* Source document
◆ ◆ ◆ ◆ ◆
The three Potrero CT units, on the other hand, each consist of twin, aero-derivative, combustion turbines that burn distillate oil and produce an exhaust that generates electricity directly. CTs are most valuable for system reliability since they can be turned on and be up to full load and synchronized to the electric grid in ten minutes or less. Because of high operating costs, CTs tend to be used only at times of peak demand when all other sources of supply are fully employed, during transmission system disturbances or emergencies, or when other units are forced off line. They also serve the role of supplying Black Start Capability. (8) The Potrero CTs serve the special role of increasing the transfer capability of power into the City of San Francisco by serving as a quick start backup. This is especially important in the event a transmission link goes down, which would cause the remaining transmission to overload in the absence of backup units. Because the combustion turbines to be divested tend to have limited emission control and monitoring equipment and burn more polluting distillate fuel oil, their permitted annual hours of operation are restricted to no more than ten percent by regulation of the Bay Area Air Quality Management District, to limit air emissions.
Natural-gas-fired steam boiler units throughout California including those now proposed for divestiture have similar fuel efficiencies distributed over a narrow range. Their efficiencies at maximum output generally lie within about 7 percent of the system average for on-line gas-fired units. In such a case, if a unit can lower its operating costs by a small increment, it can move up substantially earlier in the merit dispatch order; i.e., the unit will be more likely to be selected by the Power Exchange and dispatched by the ISO more frequently because of its lower cost. For example, a 10 percent cost reduction by a relatively expensive gas-fired unit can move it earlier in the merit order by 15,000 megawatts (MW). (9) Thus, if an operator can reduce costs by changing operational mode or reducing the cost of fuel by even a small amount, sales from that unit can rise substantially. This reduction in variable cost of operation could be realized by either the investor-owned utilities, if the facility were retained, or by the new owner if the facility were divested, but the incentive to do so may vary depending upon the portfolio of generation from which the individual plant owner can bid into the PX.
◆ ◆ ◆ ◆ ◆
* Data excerpts

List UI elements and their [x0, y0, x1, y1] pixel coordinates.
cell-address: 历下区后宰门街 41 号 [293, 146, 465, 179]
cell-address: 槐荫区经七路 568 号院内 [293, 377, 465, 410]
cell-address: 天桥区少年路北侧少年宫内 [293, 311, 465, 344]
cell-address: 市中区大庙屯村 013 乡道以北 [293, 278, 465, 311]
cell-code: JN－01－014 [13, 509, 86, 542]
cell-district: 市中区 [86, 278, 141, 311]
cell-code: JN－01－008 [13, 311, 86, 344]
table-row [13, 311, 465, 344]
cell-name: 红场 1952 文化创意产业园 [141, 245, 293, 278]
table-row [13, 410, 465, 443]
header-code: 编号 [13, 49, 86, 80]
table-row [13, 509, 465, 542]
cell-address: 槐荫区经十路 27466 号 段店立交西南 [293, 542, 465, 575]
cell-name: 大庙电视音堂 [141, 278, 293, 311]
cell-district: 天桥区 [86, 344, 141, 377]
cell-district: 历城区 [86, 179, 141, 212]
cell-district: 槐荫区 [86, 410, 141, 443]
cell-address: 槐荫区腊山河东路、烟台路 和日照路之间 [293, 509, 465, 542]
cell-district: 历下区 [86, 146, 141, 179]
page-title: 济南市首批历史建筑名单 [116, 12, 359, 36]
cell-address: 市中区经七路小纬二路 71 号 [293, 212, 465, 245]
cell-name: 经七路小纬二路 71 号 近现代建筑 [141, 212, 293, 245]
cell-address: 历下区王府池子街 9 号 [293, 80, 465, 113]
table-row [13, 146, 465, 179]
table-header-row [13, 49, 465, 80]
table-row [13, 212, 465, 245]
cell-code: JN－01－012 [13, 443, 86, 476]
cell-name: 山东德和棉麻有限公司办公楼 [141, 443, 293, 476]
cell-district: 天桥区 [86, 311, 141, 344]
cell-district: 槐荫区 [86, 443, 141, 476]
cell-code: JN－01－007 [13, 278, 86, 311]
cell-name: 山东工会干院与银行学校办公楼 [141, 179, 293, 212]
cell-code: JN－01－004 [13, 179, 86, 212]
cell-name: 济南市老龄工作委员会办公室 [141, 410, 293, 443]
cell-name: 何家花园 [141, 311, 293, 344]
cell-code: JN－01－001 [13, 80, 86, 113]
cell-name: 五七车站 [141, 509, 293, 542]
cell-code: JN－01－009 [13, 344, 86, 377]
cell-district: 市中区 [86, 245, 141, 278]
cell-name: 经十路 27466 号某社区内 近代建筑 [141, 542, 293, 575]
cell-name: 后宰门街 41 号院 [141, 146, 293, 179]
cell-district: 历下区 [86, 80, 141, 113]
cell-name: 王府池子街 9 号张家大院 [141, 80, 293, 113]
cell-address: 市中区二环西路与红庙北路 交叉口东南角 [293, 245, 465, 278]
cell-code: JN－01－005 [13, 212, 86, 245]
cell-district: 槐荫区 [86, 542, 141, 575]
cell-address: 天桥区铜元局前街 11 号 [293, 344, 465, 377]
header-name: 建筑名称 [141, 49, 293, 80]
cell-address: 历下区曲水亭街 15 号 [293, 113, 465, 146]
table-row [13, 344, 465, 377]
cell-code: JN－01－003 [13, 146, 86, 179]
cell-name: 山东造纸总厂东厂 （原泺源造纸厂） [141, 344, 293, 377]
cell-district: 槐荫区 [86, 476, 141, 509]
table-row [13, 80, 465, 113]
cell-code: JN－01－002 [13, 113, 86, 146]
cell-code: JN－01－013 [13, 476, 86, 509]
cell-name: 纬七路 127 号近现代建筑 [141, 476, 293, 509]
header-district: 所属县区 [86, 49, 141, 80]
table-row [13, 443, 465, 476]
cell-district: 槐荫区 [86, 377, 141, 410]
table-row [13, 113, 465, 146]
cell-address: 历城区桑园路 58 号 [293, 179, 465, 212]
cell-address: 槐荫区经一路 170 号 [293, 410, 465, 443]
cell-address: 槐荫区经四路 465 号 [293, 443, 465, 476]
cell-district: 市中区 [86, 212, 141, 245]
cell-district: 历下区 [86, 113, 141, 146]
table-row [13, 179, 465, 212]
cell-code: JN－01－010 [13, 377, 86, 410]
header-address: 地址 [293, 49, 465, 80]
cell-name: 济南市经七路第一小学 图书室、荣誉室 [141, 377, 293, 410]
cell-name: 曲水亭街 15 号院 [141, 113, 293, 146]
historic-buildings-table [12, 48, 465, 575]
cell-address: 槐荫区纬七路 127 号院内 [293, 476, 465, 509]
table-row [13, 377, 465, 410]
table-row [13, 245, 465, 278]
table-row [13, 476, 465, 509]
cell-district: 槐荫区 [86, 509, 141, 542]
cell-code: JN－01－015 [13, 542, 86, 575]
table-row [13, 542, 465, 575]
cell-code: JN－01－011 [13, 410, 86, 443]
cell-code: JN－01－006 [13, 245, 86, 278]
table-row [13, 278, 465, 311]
◆ ◆ ◆ ◆ ◆
* To be done
Reproduce the entire passage above on the Potrero combustion turbines and California's gas-fired steam boiler units, word for word.

* The reply
The three Potrero CT units, on the other hand, each consist of twin, aero-derivative, combustion turbines that burn distillate oil and produce an exhaust that generates electricity directly. CTs are most valuable for system reliability since they can be turned on and be up to full load and synchronized to the electric grid in ten minutes or less. Because of high operating costs, CTs tend to be used only at times of peak demand when all other sources of supply are fully employed, during transmission system disturbances or emergencies, or when other units are forced off line. They also serve the role of supplying Black Start Capability. (8) The Potrero CTs serve the special role of increasing the transfer capability of power into the City of San Francisco by serving as a quick start backup. This is especially important in the event a transmission link goes down, which would cause the remaining transmission to overload in the absence of backup units. Because the combustion turbines to be divested tend to have limited emission control and monitoring equipment and burn more polluting distillate fuel oil, their permitted annual hours of operation are restricted to no more than ten percent by regulation of the Bay Area Air Quality Management District, to limit air emissions.
Natural-gas-fired steam boiler units throughout California including those now proposed for divestiture have similar fuel efficiencies distributed over a narrow range. Their efficiencies at maximum output generally lie within about 7 percent of the system average for on-line gas-fired units. In such a case, if a unit can lower its operating costs by a small increment, it can move up substantially earlier in the merit dispatch order; i.e., the unit will be more likely to be selected by the Power Exchange and dispatched by the ISO more frequently because of its lower cost. For example, a 10 percent cost reduction by a relatively expensive gas-fired unit can move it earlier in the merit order by 15,000 megawatts (MW). (9) Thus, if an operator can reduce costs by changing operational mode or reducing the cost of fuel by even a small amount, sales from that unit can rise substantially. This reduction in variable cost of operation could be realized by either the investor-owned utilities, if the facility were retained, or by the new owner if the facility were divested, but the incentive to do so may vary depending upon the portfolio of generation from which the individual plant owner can bid into the PX.